┌─ Data entries

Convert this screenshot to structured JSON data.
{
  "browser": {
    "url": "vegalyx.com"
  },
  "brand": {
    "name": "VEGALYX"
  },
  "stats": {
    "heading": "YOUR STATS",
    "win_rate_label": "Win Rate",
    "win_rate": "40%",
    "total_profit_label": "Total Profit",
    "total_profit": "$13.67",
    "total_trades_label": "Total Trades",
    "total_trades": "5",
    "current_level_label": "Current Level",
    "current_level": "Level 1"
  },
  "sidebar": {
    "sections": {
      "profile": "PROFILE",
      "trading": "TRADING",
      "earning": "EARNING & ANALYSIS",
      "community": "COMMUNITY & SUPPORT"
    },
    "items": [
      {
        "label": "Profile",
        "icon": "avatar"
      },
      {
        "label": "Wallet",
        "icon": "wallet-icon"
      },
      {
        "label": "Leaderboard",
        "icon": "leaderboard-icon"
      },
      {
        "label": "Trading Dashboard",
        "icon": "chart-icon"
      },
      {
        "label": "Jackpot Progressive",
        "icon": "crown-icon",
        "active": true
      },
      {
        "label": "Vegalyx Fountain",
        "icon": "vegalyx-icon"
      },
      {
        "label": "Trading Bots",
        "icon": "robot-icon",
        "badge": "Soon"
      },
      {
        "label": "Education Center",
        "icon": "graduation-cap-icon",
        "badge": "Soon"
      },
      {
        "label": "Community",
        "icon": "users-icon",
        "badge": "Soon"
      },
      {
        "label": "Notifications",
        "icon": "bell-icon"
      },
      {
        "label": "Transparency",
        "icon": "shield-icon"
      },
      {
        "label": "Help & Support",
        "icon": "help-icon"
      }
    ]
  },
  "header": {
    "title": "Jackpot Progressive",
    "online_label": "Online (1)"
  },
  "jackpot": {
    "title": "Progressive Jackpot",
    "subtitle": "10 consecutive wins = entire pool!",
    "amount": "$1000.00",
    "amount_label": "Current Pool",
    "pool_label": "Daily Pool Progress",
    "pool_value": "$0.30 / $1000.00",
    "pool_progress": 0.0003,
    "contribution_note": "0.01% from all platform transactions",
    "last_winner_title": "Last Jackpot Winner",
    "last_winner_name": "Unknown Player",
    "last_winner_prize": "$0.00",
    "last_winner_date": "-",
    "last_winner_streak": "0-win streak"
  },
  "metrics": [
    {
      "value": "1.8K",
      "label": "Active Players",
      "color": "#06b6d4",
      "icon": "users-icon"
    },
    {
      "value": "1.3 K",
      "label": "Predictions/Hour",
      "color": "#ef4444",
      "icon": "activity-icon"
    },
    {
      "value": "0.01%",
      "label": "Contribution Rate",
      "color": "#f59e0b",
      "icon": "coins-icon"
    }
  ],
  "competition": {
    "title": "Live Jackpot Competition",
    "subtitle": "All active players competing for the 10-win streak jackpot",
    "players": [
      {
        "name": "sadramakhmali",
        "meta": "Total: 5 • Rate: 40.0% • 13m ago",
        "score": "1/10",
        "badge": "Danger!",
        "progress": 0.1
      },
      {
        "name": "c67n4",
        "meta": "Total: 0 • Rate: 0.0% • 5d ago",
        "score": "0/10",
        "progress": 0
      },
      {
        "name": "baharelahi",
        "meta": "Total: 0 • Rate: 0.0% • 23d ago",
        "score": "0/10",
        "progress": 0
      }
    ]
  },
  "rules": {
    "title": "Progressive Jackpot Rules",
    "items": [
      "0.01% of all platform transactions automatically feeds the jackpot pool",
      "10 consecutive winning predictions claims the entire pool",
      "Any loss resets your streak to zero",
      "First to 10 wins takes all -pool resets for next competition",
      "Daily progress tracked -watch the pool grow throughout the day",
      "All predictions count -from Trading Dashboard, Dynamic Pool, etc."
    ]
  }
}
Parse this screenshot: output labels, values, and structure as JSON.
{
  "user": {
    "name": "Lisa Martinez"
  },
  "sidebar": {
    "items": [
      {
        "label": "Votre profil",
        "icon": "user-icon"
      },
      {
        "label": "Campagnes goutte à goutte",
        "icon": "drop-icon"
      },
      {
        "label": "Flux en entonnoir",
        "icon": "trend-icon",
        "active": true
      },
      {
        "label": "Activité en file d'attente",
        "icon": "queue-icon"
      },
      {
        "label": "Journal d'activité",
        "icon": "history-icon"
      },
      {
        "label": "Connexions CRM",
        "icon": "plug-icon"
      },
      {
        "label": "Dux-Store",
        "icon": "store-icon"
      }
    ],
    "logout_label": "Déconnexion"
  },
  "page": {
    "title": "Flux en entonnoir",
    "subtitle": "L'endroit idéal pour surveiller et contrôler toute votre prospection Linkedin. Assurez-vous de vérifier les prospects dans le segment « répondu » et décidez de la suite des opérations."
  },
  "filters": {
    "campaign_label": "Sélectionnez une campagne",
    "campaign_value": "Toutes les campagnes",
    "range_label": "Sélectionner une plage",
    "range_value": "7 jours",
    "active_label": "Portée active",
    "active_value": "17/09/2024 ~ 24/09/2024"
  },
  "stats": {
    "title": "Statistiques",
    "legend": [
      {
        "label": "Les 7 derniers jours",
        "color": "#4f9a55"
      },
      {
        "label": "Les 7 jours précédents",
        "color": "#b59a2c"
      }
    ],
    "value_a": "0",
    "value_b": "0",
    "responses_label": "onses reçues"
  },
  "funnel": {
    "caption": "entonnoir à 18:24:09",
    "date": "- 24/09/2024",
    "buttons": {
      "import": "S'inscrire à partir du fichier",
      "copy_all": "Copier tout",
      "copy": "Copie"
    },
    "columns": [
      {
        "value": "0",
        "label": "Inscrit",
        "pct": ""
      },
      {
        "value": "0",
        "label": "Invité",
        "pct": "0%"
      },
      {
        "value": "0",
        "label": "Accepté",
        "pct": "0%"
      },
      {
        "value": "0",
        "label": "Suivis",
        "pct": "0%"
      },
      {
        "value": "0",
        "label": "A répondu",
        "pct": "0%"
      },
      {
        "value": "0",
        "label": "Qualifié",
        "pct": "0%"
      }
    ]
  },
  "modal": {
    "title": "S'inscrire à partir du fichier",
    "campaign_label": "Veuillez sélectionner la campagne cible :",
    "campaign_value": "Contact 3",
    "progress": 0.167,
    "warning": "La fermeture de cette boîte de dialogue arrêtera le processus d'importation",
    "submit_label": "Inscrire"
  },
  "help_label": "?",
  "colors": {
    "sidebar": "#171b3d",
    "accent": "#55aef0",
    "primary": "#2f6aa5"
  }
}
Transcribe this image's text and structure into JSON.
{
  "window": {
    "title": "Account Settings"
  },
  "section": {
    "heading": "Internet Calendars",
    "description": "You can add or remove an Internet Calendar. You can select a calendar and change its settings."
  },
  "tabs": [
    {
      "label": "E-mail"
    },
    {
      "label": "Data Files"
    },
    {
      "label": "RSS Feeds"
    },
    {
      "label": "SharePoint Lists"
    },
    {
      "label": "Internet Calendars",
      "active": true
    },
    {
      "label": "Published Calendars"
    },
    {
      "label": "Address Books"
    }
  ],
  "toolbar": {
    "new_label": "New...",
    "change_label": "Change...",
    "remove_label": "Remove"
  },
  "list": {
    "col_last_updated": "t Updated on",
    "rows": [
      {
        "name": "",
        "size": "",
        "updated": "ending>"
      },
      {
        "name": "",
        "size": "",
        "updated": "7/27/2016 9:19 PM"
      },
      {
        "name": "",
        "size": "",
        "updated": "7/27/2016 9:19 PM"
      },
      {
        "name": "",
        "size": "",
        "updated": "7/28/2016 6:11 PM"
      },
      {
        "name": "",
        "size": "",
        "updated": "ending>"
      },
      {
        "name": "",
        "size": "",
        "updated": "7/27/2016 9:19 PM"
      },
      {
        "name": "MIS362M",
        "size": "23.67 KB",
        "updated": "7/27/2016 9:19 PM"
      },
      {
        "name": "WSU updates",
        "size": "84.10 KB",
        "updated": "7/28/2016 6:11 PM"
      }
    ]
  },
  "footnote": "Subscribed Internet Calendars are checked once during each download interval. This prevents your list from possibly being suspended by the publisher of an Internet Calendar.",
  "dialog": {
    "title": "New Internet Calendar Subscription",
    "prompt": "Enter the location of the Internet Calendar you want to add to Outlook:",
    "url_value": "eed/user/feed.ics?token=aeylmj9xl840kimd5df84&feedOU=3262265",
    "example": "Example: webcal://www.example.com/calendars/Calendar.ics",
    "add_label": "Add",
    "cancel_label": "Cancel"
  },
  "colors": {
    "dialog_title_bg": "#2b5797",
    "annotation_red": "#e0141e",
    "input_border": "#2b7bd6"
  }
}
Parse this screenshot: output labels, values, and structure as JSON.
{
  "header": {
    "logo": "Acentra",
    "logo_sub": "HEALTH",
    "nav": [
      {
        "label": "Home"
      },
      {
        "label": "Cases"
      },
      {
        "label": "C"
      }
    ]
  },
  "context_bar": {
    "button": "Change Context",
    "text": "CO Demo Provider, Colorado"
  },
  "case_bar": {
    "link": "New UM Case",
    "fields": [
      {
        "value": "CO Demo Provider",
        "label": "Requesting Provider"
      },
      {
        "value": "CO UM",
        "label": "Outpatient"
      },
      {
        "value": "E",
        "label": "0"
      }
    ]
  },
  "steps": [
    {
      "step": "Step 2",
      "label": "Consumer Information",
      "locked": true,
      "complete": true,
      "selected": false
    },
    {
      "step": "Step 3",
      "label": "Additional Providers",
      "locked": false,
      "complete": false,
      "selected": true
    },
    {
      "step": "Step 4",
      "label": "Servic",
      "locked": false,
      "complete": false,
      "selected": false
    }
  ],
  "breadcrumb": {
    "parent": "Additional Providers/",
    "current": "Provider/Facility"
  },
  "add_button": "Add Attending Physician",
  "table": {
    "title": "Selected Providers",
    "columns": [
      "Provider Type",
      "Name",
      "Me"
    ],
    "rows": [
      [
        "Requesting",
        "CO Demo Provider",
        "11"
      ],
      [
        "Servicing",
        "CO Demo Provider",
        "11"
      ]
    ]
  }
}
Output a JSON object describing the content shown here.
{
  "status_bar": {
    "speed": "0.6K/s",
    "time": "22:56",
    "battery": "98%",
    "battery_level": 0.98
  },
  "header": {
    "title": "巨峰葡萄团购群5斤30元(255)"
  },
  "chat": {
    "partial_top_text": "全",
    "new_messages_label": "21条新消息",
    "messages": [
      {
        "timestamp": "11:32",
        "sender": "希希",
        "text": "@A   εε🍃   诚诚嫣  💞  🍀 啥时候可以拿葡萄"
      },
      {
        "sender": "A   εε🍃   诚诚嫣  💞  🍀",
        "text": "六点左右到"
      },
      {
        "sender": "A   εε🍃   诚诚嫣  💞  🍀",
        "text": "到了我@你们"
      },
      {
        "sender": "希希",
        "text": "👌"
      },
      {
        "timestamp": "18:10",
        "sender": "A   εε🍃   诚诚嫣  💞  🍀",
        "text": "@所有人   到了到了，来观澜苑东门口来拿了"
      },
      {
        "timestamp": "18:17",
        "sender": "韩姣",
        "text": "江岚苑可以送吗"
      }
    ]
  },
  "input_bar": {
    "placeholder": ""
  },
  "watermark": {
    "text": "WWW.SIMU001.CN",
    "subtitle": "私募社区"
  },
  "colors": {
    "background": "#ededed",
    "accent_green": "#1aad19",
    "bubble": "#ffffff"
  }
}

└─

- _Directive_: Copy each line in the data that holds the word "timestamp".

- _Final result_:
        "timestamp": "11:32",
        "timestamp": "18:10",
        "timestamp": "18:17",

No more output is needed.